WHAT THE EXERCISE ASKS:
Strip the pictures and reproduce the rest of the listing exactly.

Data excerpts
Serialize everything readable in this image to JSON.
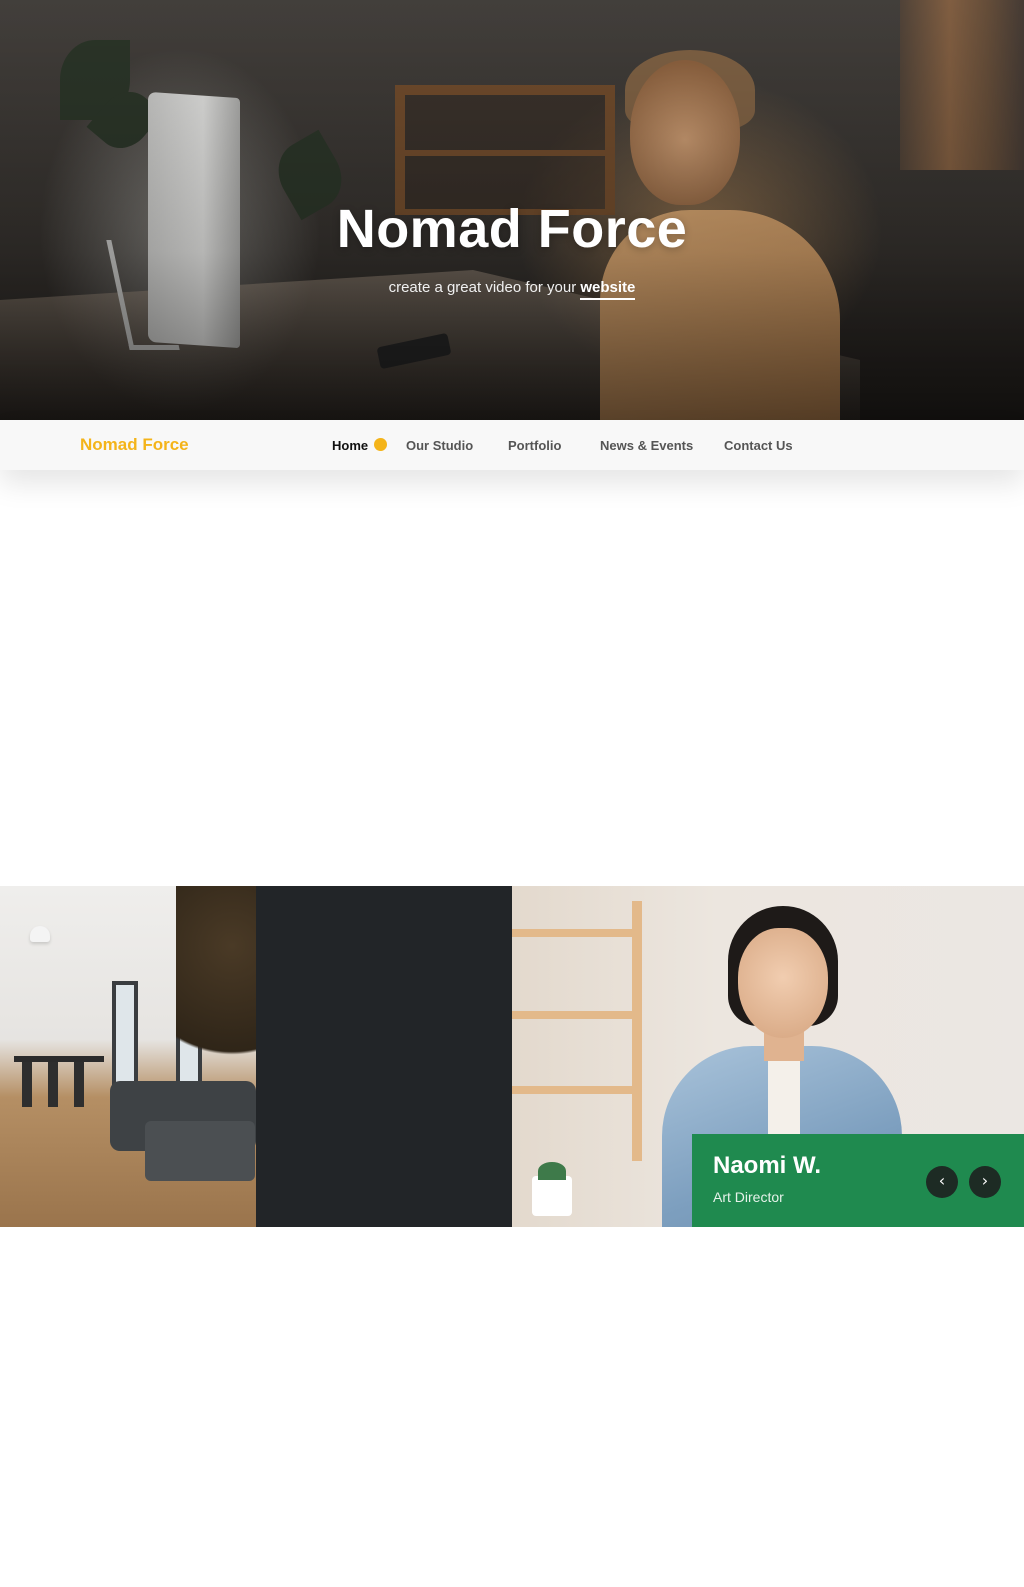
{
  "hero": {
    "title": "Nomad Force",
    "subtitle_prefix": "create a great video for your ",
    "subtitle_highlight": "website"
  },
  "nav": {
    "brand": "Nomad Force",
    "items": [
      {
        "label": "Home",
        "active": true
      },
      {
        "label": "Our Studio",
        "active": false
      },
      {
        "label": "Portfolio",
        "active": false
      },
      {
        "label": "News & Events",
        "active": false
      },
      {
        "label": "Contact Us",
        "active": false
      }
    ]
  },
  "team_slider": {
    "name": "Naomi W.",
    "role": "Art Director",
    "prev_icon": "chevron-left-icon",
    "next_icon": "chevron-right-icon"
  },
  "colors": {
    "accent": "#f4b41a",
    "caption_green": "#1f8a4f",
    "dark_panel": "#222528"
  }
}
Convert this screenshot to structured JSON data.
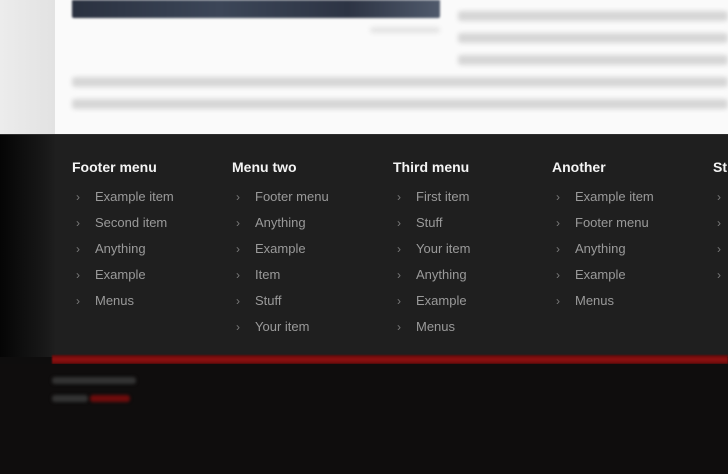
{
  "footer": {
    "columns": [
      {
        "title": "Footer menu",
        "items": [
          "Example item",
          "Second item",
          "Anything",
          "Example",
          "Menus"
        ]
      },
      {
        "title": "Menu two",
        "items": [
          "Footer menu",
          "Anything",
          "Example",
          "Item",
          "Stuff",
          "Your item"
        ]
      },
      {
        "title": "Third menu",
        "items": [
          "First item",
          "Stuff",
          "Your item",
          "Anything",
          "Example",
          "Menus"
        ]
      },
      {
        "title": "Another",
        "items": [
          "Example item",
          "Footer menu",
          "Anything",
          "Example",
          "Menus"
        ]
      },
      {
        "title": "St",
        "items": [
          "",
          "",
          "",
          ""
        ]
      }
    ]
  },
  "colors": {
    "footer_bg": "#1f1f1f",
    "accent_red": "#8e1010",
    "page_bg": "#0e0d0d"
  },
  "icons": {
    "menu_chevron": "chevron-right-icon"
  }
}
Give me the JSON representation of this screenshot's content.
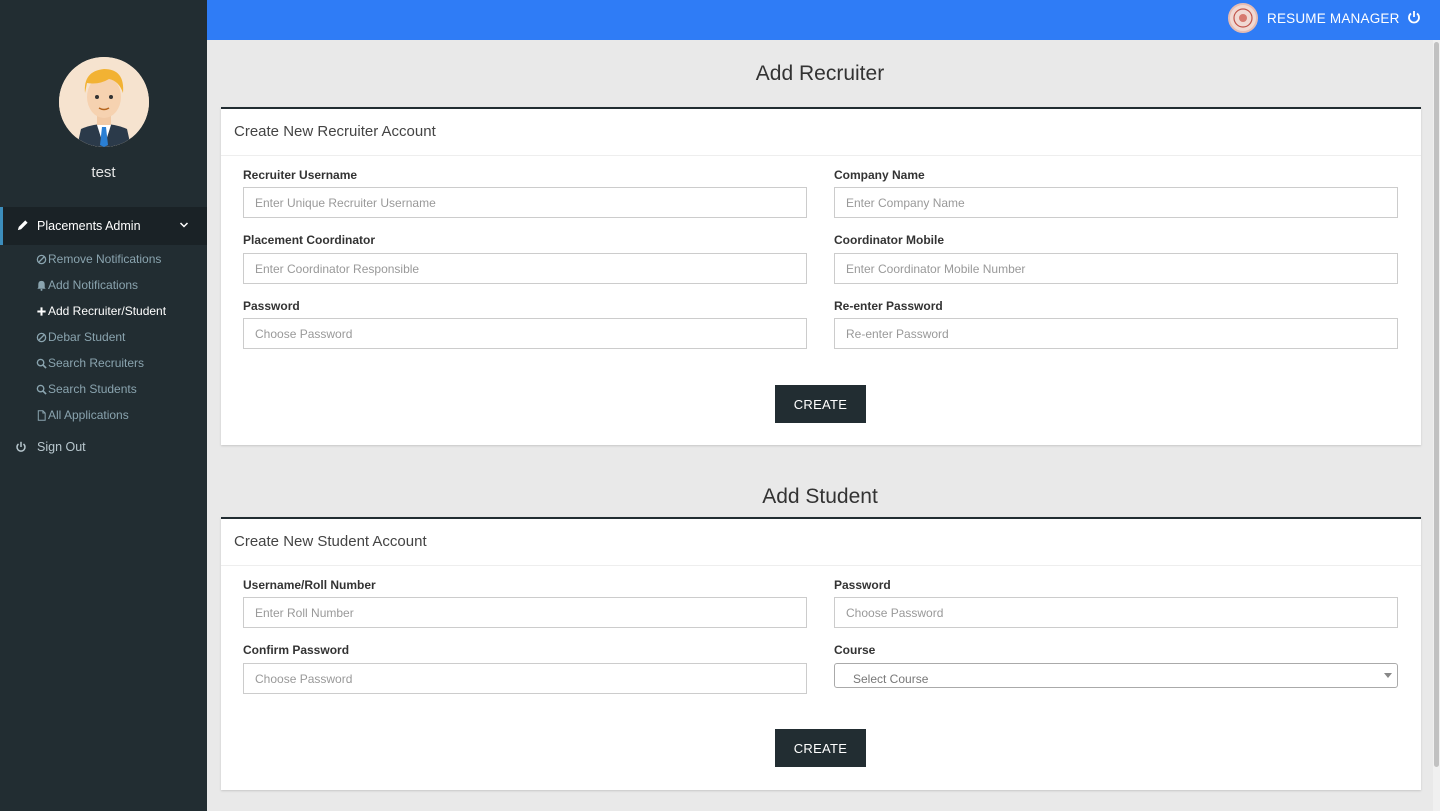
{
  "user": {
    "name": "test"
  },
  "sidebar": {
    "menu_header": "Placements Admin",
    "items": [
      {
        "label": "Remove Notifications",
        "icon": "ban-icon"
      },
      {
        "label": "Add Notifications",
        "icon": "bell-icon"
      },
      {
        "label": "Add Recruiter/Student",
        "icon": "plus-icon",
        "active": true
      },
      {
        "label": "Debar Student",
        "icon": "ban-icon"
      },
      {
        "label": "Search Recruiters",
        "icon": "search-icon"
      },
      {
        "label": "Search Students",
        "icon": "search-icon"
      },
      {
        "label": "All Applications",
        "icon": "file-icon"
      }
    ],
    "signout": "Sign Out"
  },
  "topbar": {
    "brand": "RESUME MANAGER"
  },
  "recruiter": {
    "section_title": "Add Recruiter",
    "panel_title": "Create New Recruiter Account",
    "fields": {
      "username": {
        "label": "Recruiter Username",
        "placeholder": "Enter Unique Recruiter Username"
      },
      "company": {
        "label": "Company Name",
        "placeholder": "Enter Company Name"
      },
      "coordinator": {
        "label": "Placement Coordinator",
        "placeholder": "Enter Coordinator Responsible"
      },
      "mobile": {
        "label": "Coordinator Mobile",
        "placeholder": "Enter Coordinator Mobile Number"
      },
      "password": {
        "label": "Password",
        "placeholder": "Choose Password"
      },
      "repassword": {
        "label": "Re-enter Password",
        "placeholder": "Re-enter Password"
      }
    },
    "button": "CREATE"
  },
  "student": {
    "section_title": "Add Student",
    "panel_title": "Create New Student Account",
    "fields": {
      "roll": {
        "label": "Username/Roll Number",
        "placeholder": "Enter Roll Number"
      },
      "password": {
        "label": "Password",
        "placeholder": "Choose Password"
      },
      "confirm": {
        "label": "Confirm Password",
        "placeholder": "Choose Password"
      },
      "course": {
        "label": "Course",
        "value": "Select Course"
      }
    },
    "button": "CREATE"
  }
}
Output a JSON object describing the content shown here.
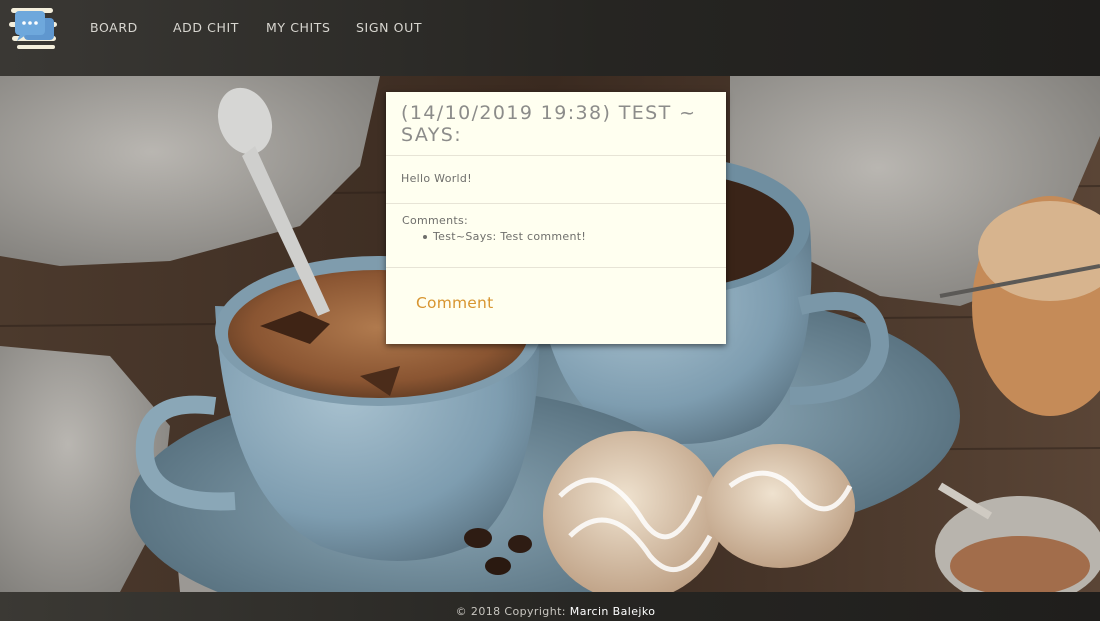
{
  "nav": {
    "logo_icon": "chat-bubble-logo-icon",
    "links": [
      {
        "label": "BOARD"
      },
      {
        "label": "ADD CHIT"
      },
      {
        "label": "MY CHITS"
      },
      {
        "label": "SIGN OUT"
      }
    ]
  },
  "background": {
    "description_icon": "coffee-cups-background-image"
  },
  "chit": {
    "title": "(14/10/2019 19:38) TEST ~ SAYS:",
    "message": "Hello World!",
    "comments_label": "Comments:",
    "comments": [
      "Test~Says: Test comment!"
    ],
    "comment_button": "Comment"
  },
  "footer": {
    "copyright": "© 2018 Copyright:",
    "author": "Marcin Balejko"
  },
  "colors": {
    "accent": "#d89530",
    "card_background": "#fffff0",
    "header_background": "#262522"
  }
}
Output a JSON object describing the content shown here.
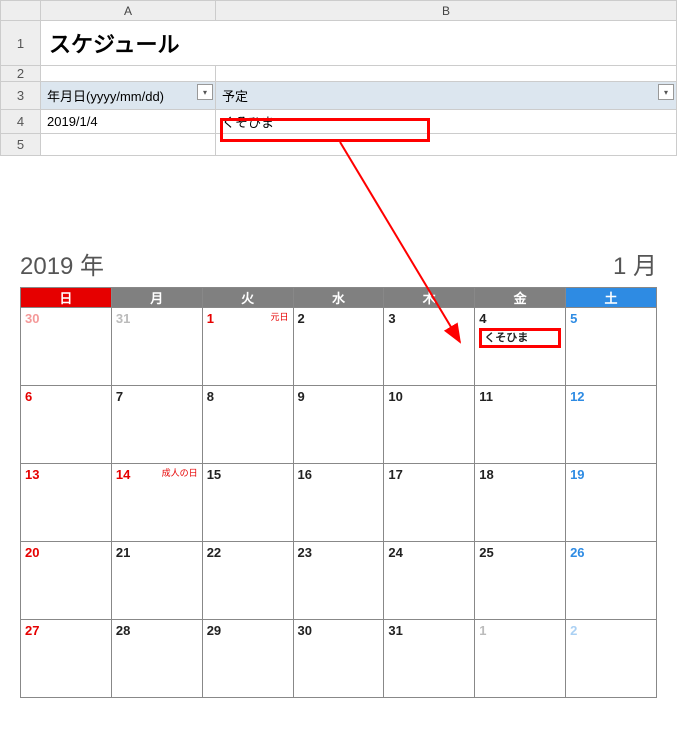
{
  "sheet": {
    "columns": {
      "A": "A",
      "B": "B"
    },
    "rows": {
      "r1": "1",
      "r2": "2",
      "r3": "3",
      "r4": "4",
      "r5": "5"
    },
    "title": "スケジュール",
    "headers": {
      "date": "年月日(yyyy/mm/dd)",
      "plan": "予定"
    },
    "row4": {
      "date": "2019/1/4",
      "plan": "くそひま"
    }
  },
  "calendar": {
    "year": "2019 年",
    "month": "1 月",
    "dayLabels": {
      "sun": "日",
      "mon": "月",
      "tue": "火",
      "wed": "水",
      "thu": "木",
      "fri": "金",
      "sat": "土"
    },
    "cells": {
      "w1": {
        "sun": "30",
        "mon": "31",
        "tue": "1",
        "tueHol": "元日",
        "wed": "2",
        "thu": "3",
        "fri": "4",
        "friEvent": "くそひま",
        "sat": "5"
      },
      "w2": {
        "sun": "6",
        "mon": "7",
        "tue": "8",
        "wed": "9",
        "thu": "10",
        "fri": "11",
        "sat": "12"
      },
      "w3": {
        "sun": "13",
        "mon": "14",
        "monHol": "成人の日",
        "tue": "15",
        "wed": "16",
        "thu": "17",
        "fri": "18",
        "sat": "19"
      },
      "w4": {
        "sun": "20",
        "mon": "21",
        "tue": "22",
        "wed": "23",
        "thu": "24",
        "fri": "25",
        "sat": "26"
      },
      "w5": {
        "sun": "27",
        "mon": "28",
        "tue": "29",
        "wed": "30",
        "thu": "31",
        "fri": "1",
        "sat": "2"
      }
    }
  }
}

SOLUTION BELOW:
Serialize everything readable in this image to JSON.
{
  "hero": {
    "title": "Nomad Force",
    "subtitle_prefix": "create a great video for your ",
    "subtitle_highlight": "website"
  },
  "nav": {
    "brand": "Nomad Force",
    "items": [
      {
        "label": "Home",
        "active": true
      },
      {
        "label": "Our Studio",
        "active": false
      },
      {
        "label": "Portfolio",
        "active": false
      },
      {
        "label": "News & Events",
        "active": false
      },
      {
        "label": "Contact Us",
        "active": false
      }
    ]
  },
  "team_slider": {
    "name": "Naomi W.",
    "role": "Art Director",
    "prev_icon": "chevron-left-icon",
    "next_icon": "chevron-right-icon"
  },
  "colors": {
    "accent": "#f4b41a",
    "caption_green": "#1f8a4f",
    "dark_panel": "#222528"
  }
}
Convert this screenshot to structured JSON data.
{
  "footer": {
    "columns": [
      {
        "title": "Footer menu",
        "items": [
          "Example item",
          "Second item",
          "Anything",
          "Example",
          "Menus"
        ]
      },
      {
        "title": "Menu two",
        "items": [
          "Footer menu",
          "Anything",
          "Example",
          "Item",
          "Stuff",
          "Your item"
        ]
      },
      {
        "title": "Third menu",
        "items": [
          "First item",
          "Stuff",
          "Your item",
          "Anything",
          "Example",
          "Menus"
        ]
      },
      {
        "title": "Another",
        "items": [
          "Example item",
          "Footer menu",
          "Anything",
          "Example",
          "Menus"
        ]
      },
      {
        "title": "St",
        "items": [
          "",
          "",
          "",
          ""
        ]
      }
    ]
  },
  "colors": {
    "footer_bg": "#1f1f1f",
    "accent_red": "#8e1010",
    "page_bg": "#0e0d0d"
  },
  "icons": {
    "menu_chevron": "chevron-right-icon"
  }
}
Give me the JSON representation of this screenshot's content.
{
  "user": {
    "name": "test"
  },
  "sidebar": {
    "menu_header": "Placements Admin",
    "items": [
      {
        "label": "Remove Notifications",
        "icon": "ban-icon"
      },
      {
        "label": "Add Notifications",
        "icon": "bell-icon"
      },
      {
        "label": "Add Recruiter/Student",
        "icon": "plus-icon",
        "active": true
      },
      {
        "label": "Debar Student",
        "icon": "ban-icon"
      },
      {
        "label": "Search Recruiters",
        "icon": "search-icon"
      },
      {
        "label": "Search Students",
        "icon": "search-icon"
      },
      {
        "label": "All Applications",
        "icon": "file-icon"
      }
    ],
    "signout": "Sign Out"
  },
  "topbar": {
    "brand": "RESUME MANAGER"
  },
  "recruiter": {
    "section_title": "Add Recruiter",
    "panel_title": "Create New Recruiter Account",
    "fields": {
      "username": {
        "label": "Recruiter Username",
        "placeholder": "Enter Unique Recruiter Username"
      },
      "company": {
        "label": "Company Name",
        "placeholder": "Enter Company Name"
      },
      "coordinator": {
        "label": "Placement Coordinator",
        "placeholder": "Enter Coordinator Responsible"
      },
      "mobile": {
        "label": "Coordinator Mobile",
        "placeholder": "Enter Coordinator Mobile Number"
      },
      "password": {
        "label": "Password",
        "placeholder": "Choose Password"
      },
      "repassword": {
        "label": "Re-enter Password",
        "placeholder": "Re-enter Password"
      }
    },
    "button": "CREATE"
  },
  "student": {
    "section_title": "Add Student",
    "panel_title": "Create New Student Account",
    "fields": {
      "roll": {
        "label": "Username/Roll Number",
        "placeholder": "Enter Roll Number"
      },
      "password": {
        "label": "Password",
        "placeholder": "Choose Password"
      },
      "confirm": {
        "label": "Confirm Password",
        "placeholder": "Choose Password"
      },
      "course": {
        "label": "Course",
        "value": "Select Course"
      }
    },
    "button": "CREATE"
  }
}
Output a JSON object describing the content shown here.
{
  "nav": {
    "logo_icon": "chat-bubble-logo-icon",
    "links": [
      {
        "label": "BOARD"
      },
      {
        "label": "ADD CHIT"
      },
      {
        "label": "MY CHITS"
      },
      {
        "label": "SIGN OUT"
      }
    ]
  },
  "background": {
    "description_icon": "coffee-cups-background-image"
  },
  "chit": {
    "title": "(14/10/2019 19:38) TEST ~ SAYS:",
    "message": "Hello World!",
    "comments_label": "Comments:",
    "comments": [
      "Test~Says: Test comment!"
    ],
    "comment_button": "Comment"
  },
  "footer": {
    "copyright": "© 2018 Copyright:",
    "author": "Marcin Balejko"
  },
  "colors": {
    "accent": "#d89530",
    "card_background": "#fffff0",
    "header_background": "#262522"
  }
}
Output a JSON object describing the content shown here.
{
  "sheet": {
    "columns": {
      "A": "A",
      "B": "B"
    },
    "rows": {
      "r1": "1",
      "r2": "2",
      "r3": "3",
      "r4": "4",
      "r5": "5"
    },
    "title": "スケジュール",
    "headers": {
      "date": "年月日(yyyy/mm/dd)",
      "plan": "予定"
    },
    "row4": {
      "date": "2019/1/4",
      "plan": "くそひま"
    }
  },
  "calendar": {
    "year": "2019 年",
    "month": "1 月",
    "dayLabels": {
      "sun": "日",
      "mon": "月",
      "tue": "火",
      "wed": "水",
      "thu": "木",
      "fri": "金",
      "sat": "土"
    },
    "cells": {
      "w1": {
        "sun": "30",
        "mon": "31",
        "tue": "1",
        "tueHol": "元日",
        "wed": "2",
        "thu": "3",
        "fri": "4",
        "friEvent": "くそひま",
        "sat": "5"
      },
      "w2": {
        "sun": "6",
        "mon": "7",
        "tue": "8",
        "wed": "9",
        "thu": "10",
        "fri": "11",
        "sat": "12"
      },
      "w3": {
        "sun": "13",
        "mon": "14",
        "monHol": "成人の日",
        "tue": "15",
        "wed": "16",
        "thu": "17",
        "fri": "18",
        "sat": "19"
      },
      "w4": {
        "sun": "20",
        "mon": "21",
        "tue": "22",
        "wed": "23",
        "thu": "24",
        "fri": "25",
        "sat": "26"
      },
      "w5": {
        "sun": "27",
        "mon": "28",
        "tue": "29",
        "wed": "30",
        "thu": "31",
        "fri": "1",
        "sat": "2"
      }
    }
  }
}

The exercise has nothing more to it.